#### Prompt
Copy all lines below containing "Nákup".

[Dataset items]
_ _ _ _ _ _ _

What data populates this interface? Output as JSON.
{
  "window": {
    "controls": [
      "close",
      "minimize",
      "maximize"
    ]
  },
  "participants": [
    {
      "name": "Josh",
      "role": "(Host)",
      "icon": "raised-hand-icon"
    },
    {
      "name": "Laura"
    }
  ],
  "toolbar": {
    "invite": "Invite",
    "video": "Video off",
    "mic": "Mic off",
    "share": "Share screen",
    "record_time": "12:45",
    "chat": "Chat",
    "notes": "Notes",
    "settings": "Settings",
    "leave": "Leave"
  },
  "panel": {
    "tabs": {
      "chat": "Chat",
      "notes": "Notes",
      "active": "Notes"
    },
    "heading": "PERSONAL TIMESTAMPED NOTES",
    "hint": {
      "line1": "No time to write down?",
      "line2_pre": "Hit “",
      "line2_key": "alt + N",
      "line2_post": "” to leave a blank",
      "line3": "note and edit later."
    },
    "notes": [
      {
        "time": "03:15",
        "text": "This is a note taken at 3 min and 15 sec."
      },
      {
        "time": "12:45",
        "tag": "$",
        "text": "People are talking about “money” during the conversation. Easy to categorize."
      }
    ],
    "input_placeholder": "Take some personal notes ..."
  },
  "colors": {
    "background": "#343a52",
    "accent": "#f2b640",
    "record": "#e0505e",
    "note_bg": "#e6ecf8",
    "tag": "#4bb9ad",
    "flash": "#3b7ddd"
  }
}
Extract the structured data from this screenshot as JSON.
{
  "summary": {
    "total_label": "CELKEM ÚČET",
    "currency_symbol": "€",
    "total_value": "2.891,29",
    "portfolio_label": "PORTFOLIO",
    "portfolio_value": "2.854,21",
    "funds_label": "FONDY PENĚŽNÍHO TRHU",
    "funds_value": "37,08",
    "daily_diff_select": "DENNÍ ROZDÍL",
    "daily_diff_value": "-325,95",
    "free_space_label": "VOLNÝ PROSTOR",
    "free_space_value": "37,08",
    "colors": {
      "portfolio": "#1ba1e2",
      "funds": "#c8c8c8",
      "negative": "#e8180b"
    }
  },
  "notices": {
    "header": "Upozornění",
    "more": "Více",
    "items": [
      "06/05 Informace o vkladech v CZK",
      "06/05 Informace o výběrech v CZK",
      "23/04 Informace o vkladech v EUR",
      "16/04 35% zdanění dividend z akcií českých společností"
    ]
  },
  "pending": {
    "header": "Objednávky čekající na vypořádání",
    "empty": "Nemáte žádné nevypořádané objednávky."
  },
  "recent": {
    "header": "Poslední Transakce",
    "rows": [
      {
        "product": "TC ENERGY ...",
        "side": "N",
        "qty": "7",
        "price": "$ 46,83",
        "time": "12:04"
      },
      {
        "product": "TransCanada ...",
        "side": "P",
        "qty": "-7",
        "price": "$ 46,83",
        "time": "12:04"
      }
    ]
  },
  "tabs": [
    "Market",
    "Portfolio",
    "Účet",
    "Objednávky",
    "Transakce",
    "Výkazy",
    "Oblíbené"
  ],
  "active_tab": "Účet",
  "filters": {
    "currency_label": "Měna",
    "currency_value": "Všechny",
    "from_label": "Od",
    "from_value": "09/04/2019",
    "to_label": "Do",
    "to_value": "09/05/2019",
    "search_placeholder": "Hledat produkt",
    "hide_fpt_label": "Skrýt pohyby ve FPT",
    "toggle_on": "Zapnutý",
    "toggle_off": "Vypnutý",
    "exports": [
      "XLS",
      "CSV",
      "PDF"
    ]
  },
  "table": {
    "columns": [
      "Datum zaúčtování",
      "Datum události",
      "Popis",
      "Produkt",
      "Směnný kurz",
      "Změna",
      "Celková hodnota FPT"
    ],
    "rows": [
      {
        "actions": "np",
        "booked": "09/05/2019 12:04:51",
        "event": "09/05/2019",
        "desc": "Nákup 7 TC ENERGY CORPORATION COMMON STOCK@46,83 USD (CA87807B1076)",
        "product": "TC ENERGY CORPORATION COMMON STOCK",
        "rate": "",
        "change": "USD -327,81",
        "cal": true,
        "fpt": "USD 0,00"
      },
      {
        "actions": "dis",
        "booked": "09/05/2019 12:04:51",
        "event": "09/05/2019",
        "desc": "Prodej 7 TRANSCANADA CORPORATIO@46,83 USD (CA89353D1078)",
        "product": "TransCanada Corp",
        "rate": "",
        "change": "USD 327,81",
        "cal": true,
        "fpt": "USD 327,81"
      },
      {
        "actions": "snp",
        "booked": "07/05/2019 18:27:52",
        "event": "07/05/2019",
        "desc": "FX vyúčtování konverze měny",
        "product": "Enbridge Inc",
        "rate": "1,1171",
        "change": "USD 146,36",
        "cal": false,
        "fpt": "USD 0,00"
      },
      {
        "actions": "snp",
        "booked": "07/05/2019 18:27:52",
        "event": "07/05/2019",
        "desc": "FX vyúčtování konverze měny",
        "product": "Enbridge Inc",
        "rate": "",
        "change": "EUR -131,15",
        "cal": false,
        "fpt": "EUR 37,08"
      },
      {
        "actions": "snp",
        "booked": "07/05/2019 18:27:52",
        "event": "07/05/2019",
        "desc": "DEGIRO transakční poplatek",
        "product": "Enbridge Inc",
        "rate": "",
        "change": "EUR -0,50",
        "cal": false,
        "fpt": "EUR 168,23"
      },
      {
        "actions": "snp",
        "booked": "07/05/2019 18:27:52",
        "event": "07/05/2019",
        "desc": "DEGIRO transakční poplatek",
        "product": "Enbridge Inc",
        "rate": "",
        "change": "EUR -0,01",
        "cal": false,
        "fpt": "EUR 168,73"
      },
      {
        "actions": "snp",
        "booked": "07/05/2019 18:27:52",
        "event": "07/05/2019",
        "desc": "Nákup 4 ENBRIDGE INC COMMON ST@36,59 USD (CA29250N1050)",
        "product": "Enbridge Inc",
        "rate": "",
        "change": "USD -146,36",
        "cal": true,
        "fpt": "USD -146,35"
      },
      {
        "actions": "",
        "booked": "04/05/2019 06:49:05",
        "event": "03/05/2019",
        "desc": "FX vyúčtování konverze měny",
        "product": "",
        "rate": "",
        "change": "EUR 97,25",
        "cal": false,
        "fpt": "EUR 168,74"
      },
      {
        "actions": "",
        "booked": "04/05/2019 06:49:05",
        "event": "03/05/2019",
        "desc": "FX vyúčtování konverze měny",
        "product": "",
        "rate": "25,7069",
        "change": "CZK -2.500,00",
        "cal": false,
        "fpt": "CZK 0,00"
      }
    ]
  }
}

_ _ _ _ _ _ _

#### Completed task
        "desc": "Nákup 7 TC ENERGY CORPORATION COMMON STOCK@46,83 USD (CA87807B1076)",
        "desc": "Nákup 4 ENBRIDGE INC COMMON ST@36,59 USD (CA29250N1050)",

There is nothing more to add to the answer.